Your assignment — Return the data exactly, with all pictures removed.

Recorded data —
· · · · · · ·
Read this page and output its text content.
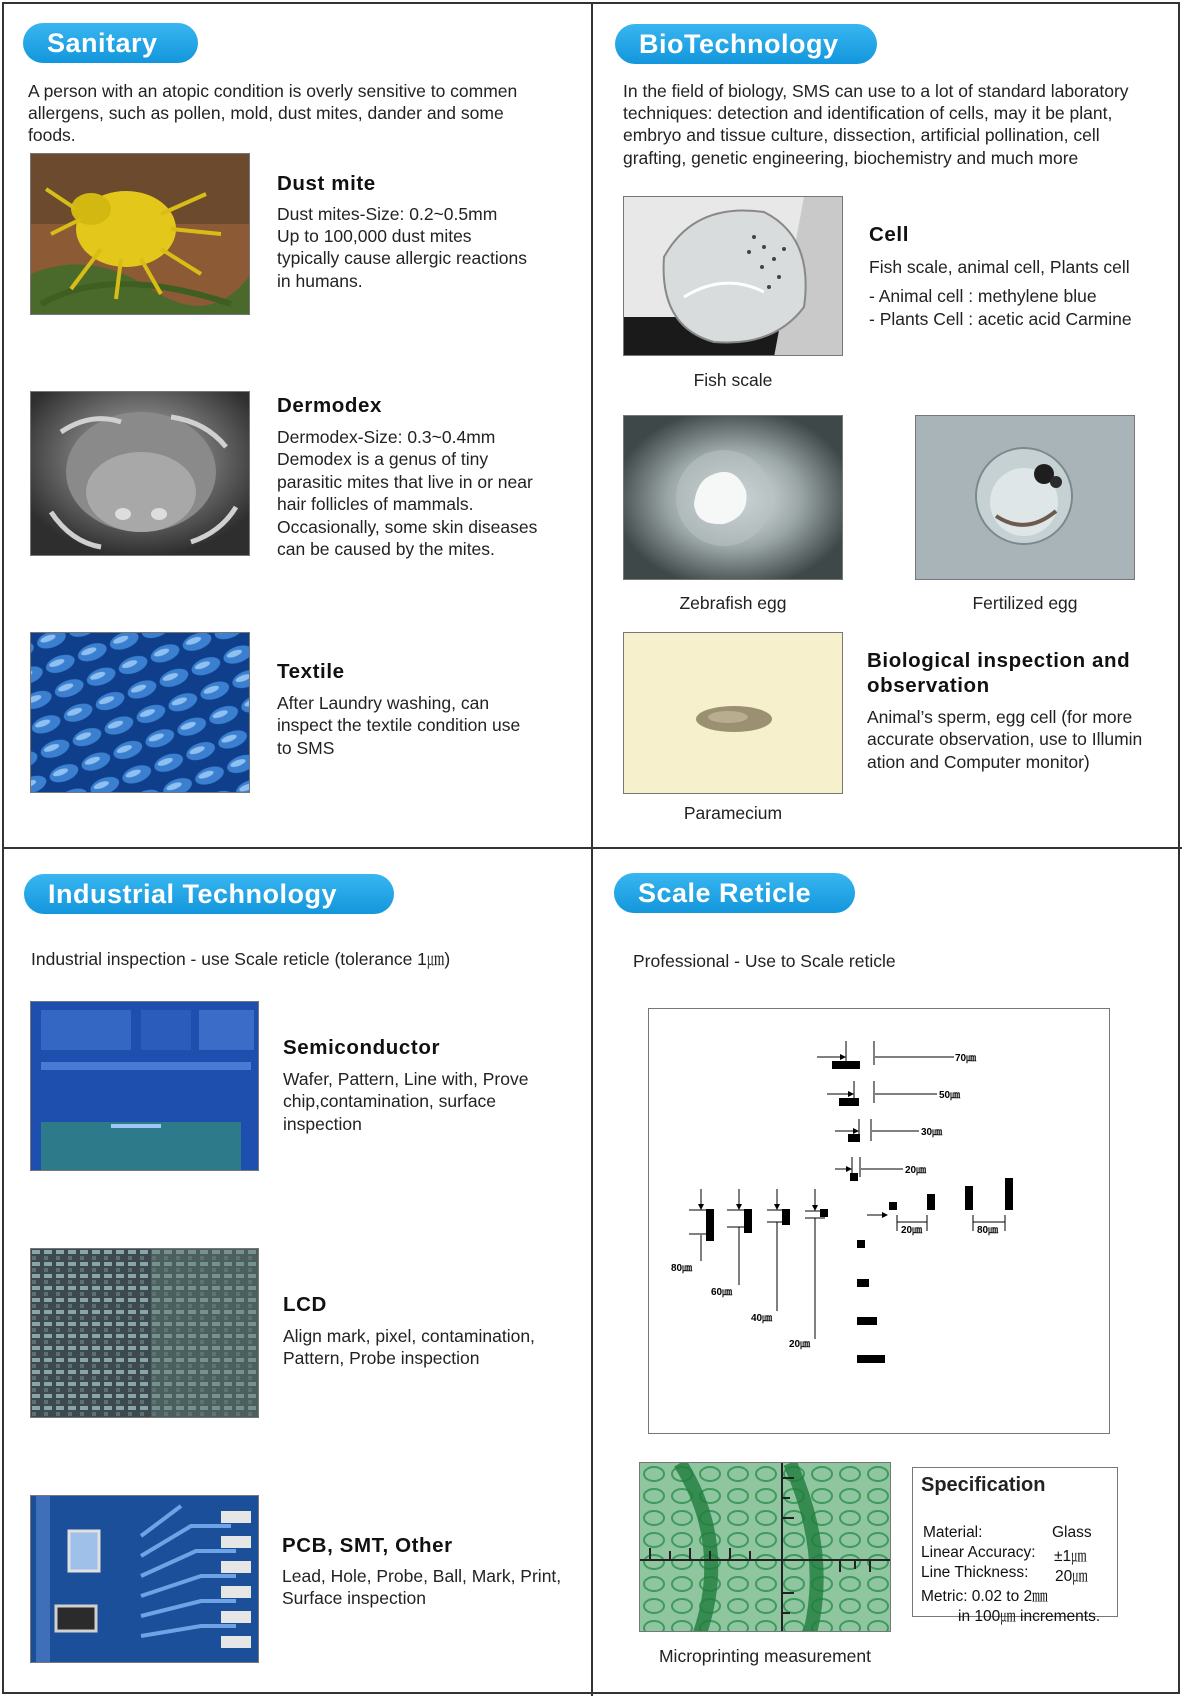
Sanitary
A person with an atopic condition is overly sensitive to commen
allergens, such as pollen, mold, dust mites, dander and some
foods.
Dust mite
Dust mites-Size: 0.2~0.5mm
Up to 100,000 dust mites
typically cause allergic reactions
in humans.
Dermodex
Dermodex-Size: 0.3~0.4mm
Demodex is a genus of tiny
parasitic mites that live in or near
hair follicles of mammals.
Occasionally, some skin diseases
can be caused by the mites.
Textile
After Laundry washing, can
inspect the textile condition use
to SMS
BioTechnology
In the field of biology, SMS can use to a lot of standard laboratory
techniques: detection and identification of cells, may it be plant,
embryo and tissue culture, dissection, artificial pollination, cell
grafting, genetic engineering, biochemistry and much more
Fish scale
Cell
Fish scale, animal cell, Plants cell
- Animal cell : methylene blue
- Plants Cell : acetic acid Carmine
Zebrafish egg	Fertilized egg
Paramecium
Biological inspection and
observation
Animal’s sperm, egg cell (for more
accurate observation, use to Illumin
ation and Computer monitor)
Industrial Technology
Industrial inspection - use Scale reticle (tolerance 1㎛)
Semiconductor
Wafer, Pattern, Line with, Prove
chip,contamination, surface
inspection
LCD
Align mark, pixel, contamination,
Pattern, Probe inspection
PCB, SMT, Other
Lead, Hole, Probe, Ball, Mark, Print,
Surface inspection
Scale Reticle
Professional - Use to Scale reticle
70㎛
50㎛
30㎛
20㎛
80㎛
60㎛
40㎛
20㎛
20㎛	80㎛
Microprinting measurement
Specification
Material:	Glass
Linear Accuracy: ±1㎛
Line Thickness: 20㎛
Metric: 0.02 to 2㎜
in 100㎛ increments.
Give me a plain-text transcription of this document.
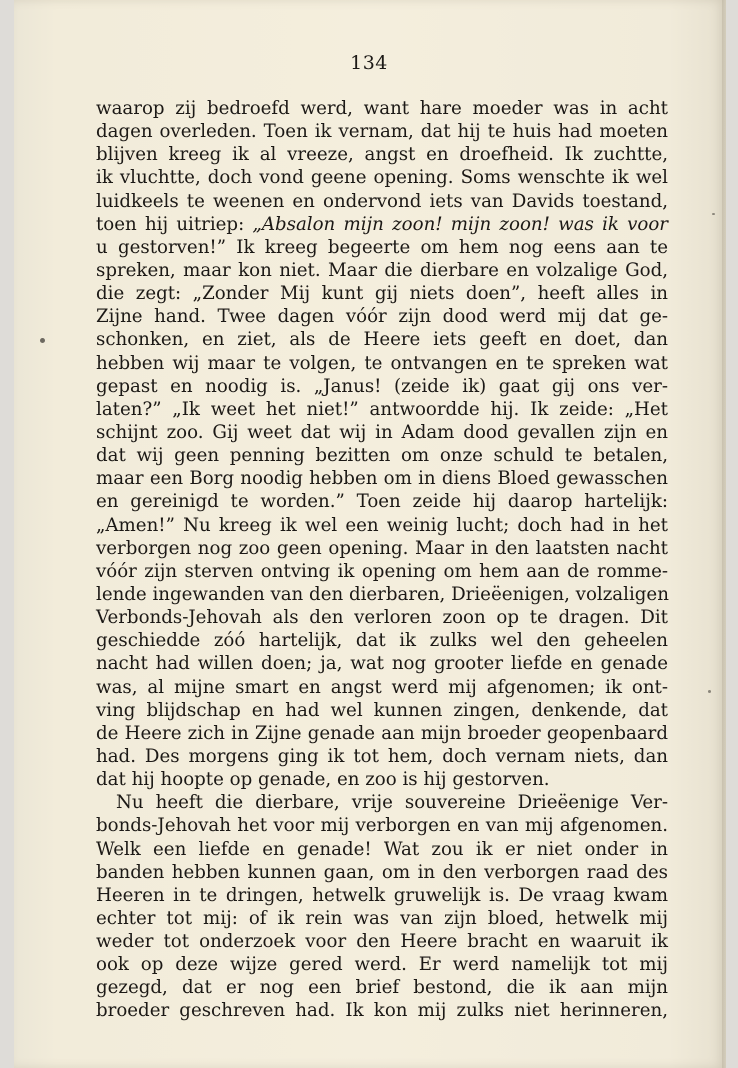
134
waarop zij bedroefd werd, want hare moeder was in acht
dagen overleden. Toen ik vernam, dat hij te huis had moeten
blijven kreeg ik al vreeze, angst en droefheid. Ik zuchtte,
ik vluchtte, doch vond geene opening. Soms wenschte ik wel
luidkeels te weenen en ondervond iets van Davids toestand,
toen hij uitriep: „Absalon mijn zoon! mijn zoon! was ik voor
u gestorven!” Ik kreeg begeerte om hem nog eens aan te
spreken, maar kon niet. Maar die dierbare en volzalige God,
die zegt: „Zonder Mij kunt gij niets doen”, heeft alles in
Zijne hand. Twee dagen vóór zijn dood werd mij dat ge-
schonken, en ziet, als de Heere iets geeft en doet, dan
hebben wij maar te volgen, te ontvangen en te spreken wat
gepast en noodig is. „Janus! (zeide ik) gaat gij ons ver-
laten?” „Ik weet het niet!” antwoordde hij. Ik zeide: „Het
schijnt zoo. Gij weet dat wij in Adam dood gevallen zijn en
dat wij geen penning bezitten om onze schuld te betalen,
maar een Borg noodig hebben om in diens Bloed gewasschen
en gereinigd te worden.” Toen zeide hij daarop hartelijk:
„Amen!” Nu kreeg ik wel een weinig lucht; doch had in het
verborgen nog zoo geen opening. Maar in den laatsten nacht
vóór zijn sterven ontving ik opening om hem aan de romme-
lende ingewanden van den dierbaren, Drieëenigen, volzaligen
Verbonds-Jehovah als den verloren zoon op te dragen. Dit
geschiedde zóó hartelijk, dat ik zulks wel den geheelen
nacht had willen doen; ja, wat nog grooter liefde en genade
was, al mijne smart en angst werd mij afgenomen; ik ont-
ving blijdschap en had wel kunnen zingen, denkende, dat
de Heere zich in Zijne genade aan mijn broeder geopenbaard
had. Des morgens ging ik tot hem, doch vernam niets, dan
dat hij hoopte op genade, en zoo is hij gestorven.
Nu heeft die dierbare, vrije souvereine Drieëenige Ver-
bonds-Jehovah het voor mij verborgen en van mij afgenomen.
Welk een liefde en genade! Wat zou ik er niet onder in
banden hebben kunnen gaan, om in den verborgen raad des
Heeren in te dringen, hetwelk gruwelijk is. De vraag kwam
echter tot mij: of ik rein was van zijn bloed, hetwelk mij
weder tot onderzoek voor den Heere bracht en waaruit ik
ook op deze wijze gered werd. Er werd namelijk tot mij
gezegd, dat er nog een brief bestond, die ik aan mijn
broeder geschreven had. Ik kon mij zulks niet herinneren,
· · · · · · ·
Response box —
Read this page and output its text content.
Sanitary
A person with an atopic condition is overly sensitive to commen
allergens, such as pollen, mold, dust mites, dander and some
foods.
Dust mite
Dust mites-Size: 0.2~0.5mm
Up to 100,000 dust mites
typically cause allergic reactions
in humans.
Dermodex
Dermodex-Size: 0.3~0.4mm
Demodex is a genus of tiny
parasitic mites that live in or near
hair follicles of mammals.
Occasionally, some skin diseases
can be caused by the mites.
Textile
After Laundry washing, can
inspect the textile condition use
to SMS
BioTechnology
In the field of biology, SMS can use to a lot of standard laboratory
techniques: detection and identification of cells, may it be plant,
embryo and tissue culture, dissection, artificial pollination, cell
grafting, genetic engineering, biochemistry and much more
Fish scale
Cell
Fish scale, animal cell, Plants cell
- Animal cell : methylene blue
- Plants Cell : acetic acid Carmine
Zebrafish egg	Fertilized egg
Paramecium
Biological inspection and
observation
Animal’s sperm, egg cell (for more
accurate observation, use to Illumin
ation and Computer monitor)
Industrial Technology
Industrial inspection - use Scale reticle (tolerance 1㎛)
Semiconductor
Wafer, Pattern, Line with, Prove
chip,contamination, surface
inspection
LCD
Align mark, pixel, contamination,
Pattern, Probe inspection
PCB, SMT, Other
Lead, Hole, Probe, Ball, Mark, Print,
Surface inspection
Scale Reticle
Professional - Use to Scale reticle
70㎛
50㎛
30㎛
20㎛
80㎛
60㎛
40㎛
20㎛
20㎛	80㎛
Microprinting measurement
Specification
Material:	Glass
Linear Accuracy: ±1㎛
Line Thickness: 20㎛
Metric: 0.02 to 2㎜
in 100㎛ increments.
Give me a plain-text transcription of this document.
134
waarop zij bedroefd werd, want hare moeder was in acht
dagen overleden. Toen ik vernam, dat hij te huis had moeten
blijven kreeg ik al vreeze, angst en droefheid. Ik zuchtte,
ik vluchtte, doch vond geene opening. Soms wenschte ik wel
luidkeels te weenen en ondervond iets van Davids toestand,
toen hij uitriep: „Absalon mijn zoon! mijn zoon! was ik voor
u gestorven!” Ik kreeg begeerte om hem nog eens aan te
spreken, maar kon niet. Maar die dierbare en volzalige God,
die zegt: „Zonder Mij kunt gij niets doen”, heeft alles in
Zijne hand. Twee dagen vóór zijn dood werd mij dat ge-
schonken, en ziet, als de Heere iets geeft en doet, dan
hebben wij maar te volgen, te ontvangen en te spreken wat
gepast en noodig is. „Janus! (zeide ik) gaat gij ons ver-
laten?” „Ik weet het niet!” antwoordde hij. Ik zeide: „Het
schijnt zoo. Gij weet dat wij in Adam dood gevallen zijn en
dat wij geen penning bezitten om onze schuld te betalen,
maar een Borg noodig hebben om in diens Bloed gewasschen
en gereinigd te worden.” Toen zeide hij daarop hartelijk:
„Amen!” Nu kreeg ik wel een weinig lucht; doch had in het
verborgen nog zoo geen opening. Maar in den laatsten nacht
vóór zijn sterven ontving ik opening om hem aan de romme-
lende ingewanden van den dierbaren, Drieëenigen, volzaligen
Verbonds-Jehovah als den verloren zoon op te dragen. Dit
geschiedde zóó hartelijk, dat ik zulks wel den geheelen
nacht had willen doen; ja, wat nog grooter liefde en genade
was, al mijne smart en angst werd mij afgenomen; ik ont-
ving blijdschap en had wel kunnen zingen, denkende, dat
de Heere zich in Zijne genade aan mijn broeder geopenbaard
had. Des morgens ging ik tot hem, doch vernam niets, dan
dat hij hoopte op genade, en zoo is hij gestorven.
Nu heeft die dierbare, vrije souvereine Drieëenige Ver-
bonds-Jehovah het voor mij verborgen en van mij afgenomen.
Welk een liefde en genade! Wat zou ik er niet onder in
banden hebben kunnen gaan, om in den verborgen raad des
Heeren in te dringen, hetwelk gruwelijk is. De vraag kwam
echter tot mij: of ik rein was van zijn bloed, hetwelk mij
weder tot onderzoek voor den Heere bracht en waaruit ik
ook op deze wijze gered werd. Er werd namelijk tot mij
gezegd, dat er nog een brief bestond, die ik aan mijn
broeder geschreven had. Ik kon mij zulks niet herinneren,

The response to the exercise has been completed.